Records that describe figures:
----

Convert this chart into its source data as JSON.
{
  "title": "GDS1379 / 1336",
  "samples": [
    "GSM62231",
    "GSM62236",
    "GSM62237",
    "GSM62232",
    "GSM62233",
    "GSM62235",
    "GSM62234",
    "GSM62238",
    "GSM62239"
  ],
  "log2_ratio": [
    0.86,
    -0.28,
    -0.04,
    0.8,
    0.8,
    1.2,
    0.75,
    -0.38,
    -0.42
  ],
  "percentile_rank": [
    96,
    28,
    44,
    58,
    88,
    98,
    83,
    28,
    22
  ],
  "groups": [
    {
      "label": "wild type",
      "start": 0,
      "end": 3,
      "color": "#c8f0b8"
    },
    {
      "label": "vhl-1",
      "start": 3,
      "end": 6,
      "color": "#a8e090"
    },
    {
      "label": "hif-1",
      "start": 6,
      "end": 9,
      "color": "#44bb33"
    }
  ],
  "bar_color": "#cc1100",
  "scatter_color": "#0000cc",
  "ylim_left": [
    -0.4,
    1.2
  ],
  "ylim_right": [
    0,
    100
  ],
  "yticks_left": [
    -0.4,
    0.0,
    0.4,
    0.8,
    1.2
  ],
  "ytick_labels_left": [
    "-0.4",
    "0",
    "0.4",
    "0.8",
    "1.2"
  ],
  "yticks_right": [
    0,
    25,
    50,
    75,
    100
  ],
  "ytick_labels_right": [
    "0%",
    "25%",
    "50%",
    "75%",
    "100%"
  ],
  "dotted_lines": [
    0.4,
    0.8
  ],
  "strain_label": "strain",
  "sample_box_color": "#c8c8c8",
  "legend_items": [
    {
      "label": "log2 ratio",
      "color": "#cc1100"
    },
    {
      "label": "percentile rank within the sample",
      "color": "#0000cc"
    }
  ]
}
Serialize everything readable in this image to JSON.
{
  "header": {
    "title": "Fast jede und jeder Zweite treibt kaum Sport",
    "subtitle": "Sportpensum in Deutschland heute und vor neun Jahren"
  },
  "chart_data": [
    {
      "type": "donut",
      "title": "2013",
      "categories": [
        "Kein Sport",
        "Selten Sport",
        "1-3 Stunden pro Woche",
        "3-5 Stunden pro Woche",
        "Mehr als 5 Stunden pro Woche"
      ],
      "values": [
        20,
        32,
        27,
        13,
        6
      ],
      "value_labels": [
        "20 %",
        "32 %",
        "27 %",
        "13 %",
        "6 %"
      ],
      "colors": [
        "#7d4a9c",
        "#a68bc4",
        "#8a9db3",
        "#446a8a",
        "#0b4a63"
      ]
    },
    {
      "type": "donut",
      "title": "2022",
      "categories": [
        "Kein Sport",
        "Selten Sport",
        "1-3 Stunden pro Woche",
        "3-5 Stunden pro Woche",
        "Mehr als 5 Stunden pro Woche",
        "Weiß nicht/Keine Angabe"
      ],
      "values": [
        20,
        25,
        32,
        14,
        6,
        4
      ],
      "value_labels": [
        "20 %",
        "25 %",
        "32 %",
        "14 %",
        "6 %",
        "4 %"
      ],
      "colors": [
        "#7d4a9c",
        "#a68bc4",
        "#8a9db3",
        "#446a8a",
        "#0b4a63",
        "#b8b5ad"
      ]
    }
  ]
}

----

(BRIEF):
Reproduce exactly, with nothing added, the lines from the one that contains "Serialize everything readable" to the end of the data.

(RESULT FOR THIS EXERCISE):
Serialize everything readable in this image to JSON.
{
  "header": {
    "title": "Fast jede und jeder Zweite treibt kaum Sport",
    "subtitle": "Sportpensum in Deutschland heute und vor neun Jahren"
  },
  "chart_data": [
    {
      "type": "donut",
      "title": "2013",
      "categories": [
        "Kein Sport",
        "Selten Sport",
        "1-3 Stunden pro Woche",
        "3-5 Stunden pro Woche",
        "Mehr als 5 Stunden pro Woche"
      ],
      "values": [
        20,
        32,
        27,
        13,
        6
      ],
      "value_labels": [
        "20 %",
        "32 %",
        "27 %",
        "13 %",
        "6 %"
      ],
      "colors": [
        "#7d4a9c",
        "#a68bc4",
        "#8a9db3",
        "#446a8a",
        "#0b4a63"
      ]
    },
    {
      "type": "donut",
      "title": "2022",
      "categories": [
        "Kein Sport",
        "Selten Sport",
        "1-3 Stunden pro Woche",
        "3-5 Stunden pro Woche",
        "Mehr als 5 Stunden pro Woche",
        "Weiß nicht/Keine Angabe"
      ],
      "values": [
        20,
        25,
        32,
        14,
        6,
        4
      ],
      "value_labels": [
        "20 %",
        "25 %",
        "32 %",
        "14 %",
        "6 %",
        "4 %"
      ],
      "colors": [
        "#7d4a9c",
        "#a68bc4",
        "#8a9db3",
        "#446a8a",
        "#0b4a63",
        "#b8b5ad"
      ]
    }
  ]
}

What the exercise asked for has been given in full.